_Dataset records_
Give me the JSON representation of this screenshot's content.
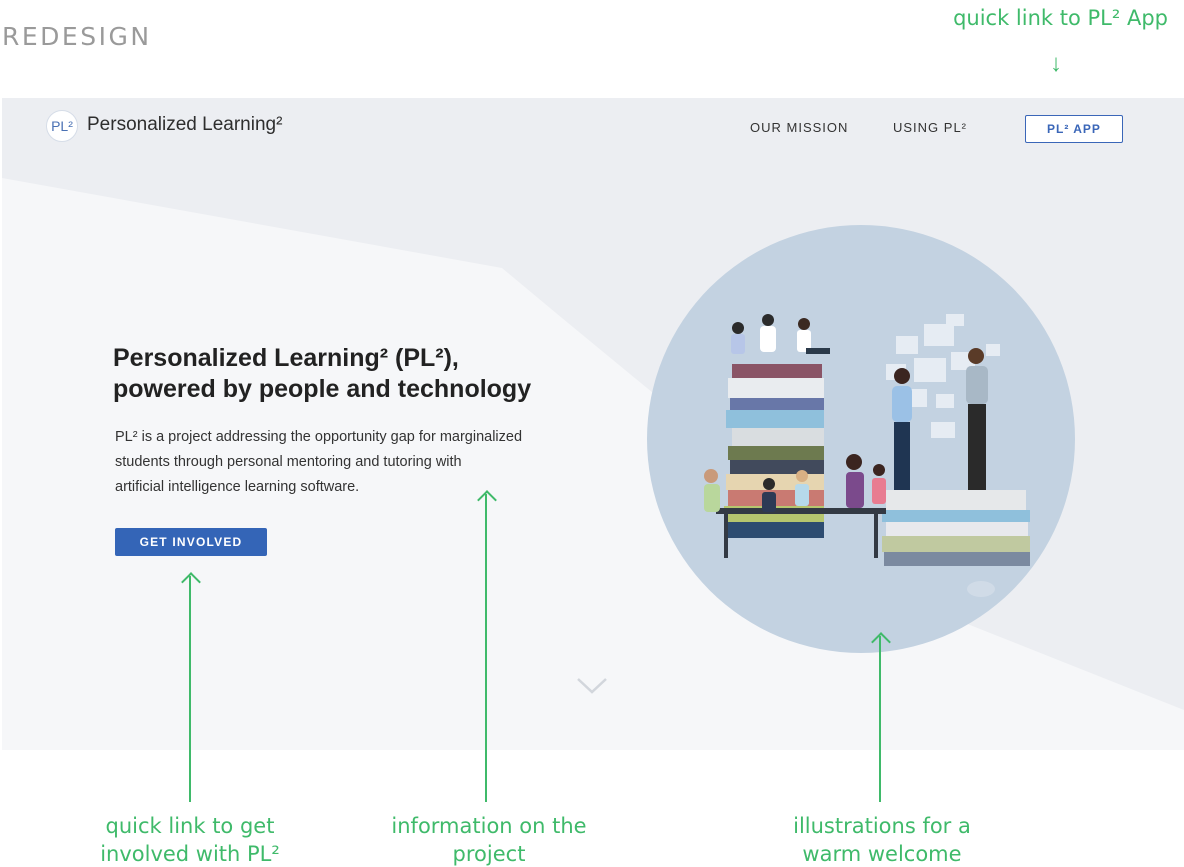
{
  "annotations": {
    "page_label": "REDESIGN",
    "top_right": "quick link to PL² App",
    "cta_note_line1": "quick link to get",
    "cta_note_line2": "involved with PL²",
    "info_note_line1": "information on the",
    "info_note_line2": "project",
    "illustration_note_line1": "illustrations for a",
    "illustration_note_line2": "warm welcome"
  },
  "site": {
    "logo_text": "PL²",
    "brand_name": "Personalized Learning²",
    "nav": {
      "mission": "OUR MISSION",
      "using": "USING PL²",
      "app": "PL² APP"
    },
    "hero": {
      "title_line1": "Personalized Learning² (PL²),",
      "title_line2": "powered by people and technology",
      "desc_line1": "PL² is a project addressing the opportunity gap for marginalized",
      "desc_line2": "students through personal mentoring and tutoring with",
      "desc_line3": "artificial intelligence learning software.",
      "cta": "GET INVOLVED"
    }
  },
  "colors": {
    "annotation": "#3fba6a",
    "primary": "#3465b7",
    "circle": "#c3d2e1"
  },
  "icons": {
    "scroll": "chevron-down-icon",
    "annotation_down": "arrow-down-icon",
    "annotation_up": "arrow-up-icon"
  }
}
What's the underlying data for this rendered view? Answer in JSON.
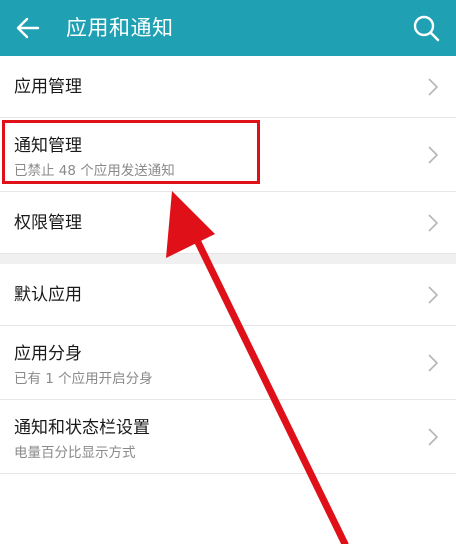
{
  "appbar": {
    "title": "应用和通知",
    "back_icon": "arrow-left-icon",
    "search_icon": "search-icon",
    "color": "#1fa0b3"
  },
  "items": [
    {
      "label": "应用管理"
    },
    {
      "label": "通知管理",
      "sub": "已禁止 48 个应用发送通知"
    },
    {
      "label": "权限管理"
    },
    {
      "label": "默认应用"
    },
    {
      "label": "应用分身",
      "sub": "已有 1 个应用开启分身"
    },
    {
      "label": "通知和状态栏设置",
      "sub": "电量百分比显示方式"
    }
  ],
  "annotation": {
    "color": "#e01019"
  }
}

_What the task requires_
Gather every line from the listing above in which the word "this" appears.

_Exercise solution_
Give me the JSON representation of this screenshot's content.
What's the underlying data for this rendered view? Answer in JSON.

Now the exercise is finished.